>> Start STORED DATA

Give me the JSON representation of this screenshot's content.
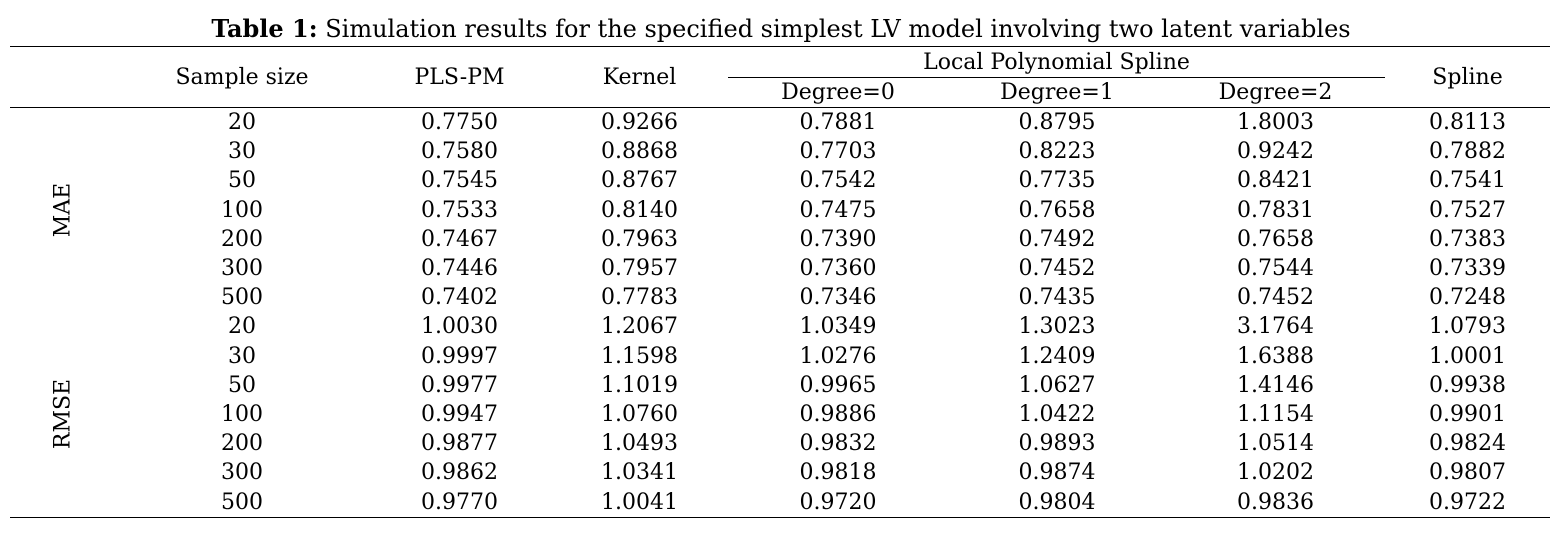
{
  "caption": {
    "label": "Table 1:",
    "text": " Simulation results for the specified simplest LV model involving two latent variables"
  },
  "headers": {
    "sample_size": "Sample size",
    "plspm": "PLS-PM",
    "kernel": "Kernel",
    "lps": "Local Polynomial Spline",
    "deg0": "Degree=0",
    "deg1": "Degree=1",
    "deg2": "Degree=2",
    "spline": "Spline"
  },
  "groups": [
    {
      "label": "MAE",
      "rows": [
        [
          "20",
          "0.7750",
          "0.9266",
          "0.7881",
          "0.8795",
          "1.8003",
          "0.8113"
        ],
        [
          "30",
          "0.7580",
          "0.8868",
          "0.7703",
          "0.8223",
          "0.9242",
          "0.7882"
        ],
        [
          "50",
          "0.7545",
          "0.8767",
          "0.7542",
          "0.7735",
          "0.8421",
          "0.7541"
        ],
        [
          "100",
          "0.7533",
          "0.8140",
          "0.7475",
          "0.7658",
          "0.7831",
          "0.7527"
        ],
        [
          "200",
          "0.7467",
          "0.7963",
          "0.7390",
          "0.7492",
          "0.7658",
          "0.7383"
        ],
        [
          "300",
          "0.7446",
          "0.7957",
          "0.7360",
          "0.7452",
          "0.7544",
          "0.7339"
        ],
        [
          "500",
          "0.7402",
          "0.7783",
          "0.7346",
          "0.7435",
          "0.7452",
          "0.7248"
        ]
      ]
    },
    {
      "label": "RMSE",
      "rows": [
        [
          "20",
          "1.0030",
          "1.2067",
          "1.0349",
          "1.3023",
          "3.1764",
          "1.0793"
        ],
        [
          "30",
          "0.9997",
          "1.1598",
          "1.0276",
          "1.2409",
          "1.6388",
          "1.0001"
        ],
        [
          "50",
          "0.9977",
          "1.1019",
          "0.9965",
          "1.0627",
          "1.4146",
          "0.9938"
        ],
        [
          "100",
          "0.9947",
          "1.0760",
          "0.9886",
          "1.0422",
          "1.1154",
          "0.9901"
        ],
        [
          "200",
          "0.9877",
          "1.0493",
          "0.9832",
          "0.9893",
          "1.0514",
          "0.9824"
        ],
        [
          "300",
          "0.9862",
          "1.0341",
          "0.9818",
          "0.9874",
          "1.0202",
          "0.9807"
        ],
        [
          "500",
          "0.9770",
          "1.0041",
          "0.9720",
          "0.9804",
          "0.9836",
          "0.9722"
        ]
      ]
    }
  ]
}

>> End STORED DATA

TASK BRIEF
Gather each line that holds "Spline".

ANSWER TO THE EXERCISE
    "lps": "Local Polynomial Spline",
    "spline": "Spline"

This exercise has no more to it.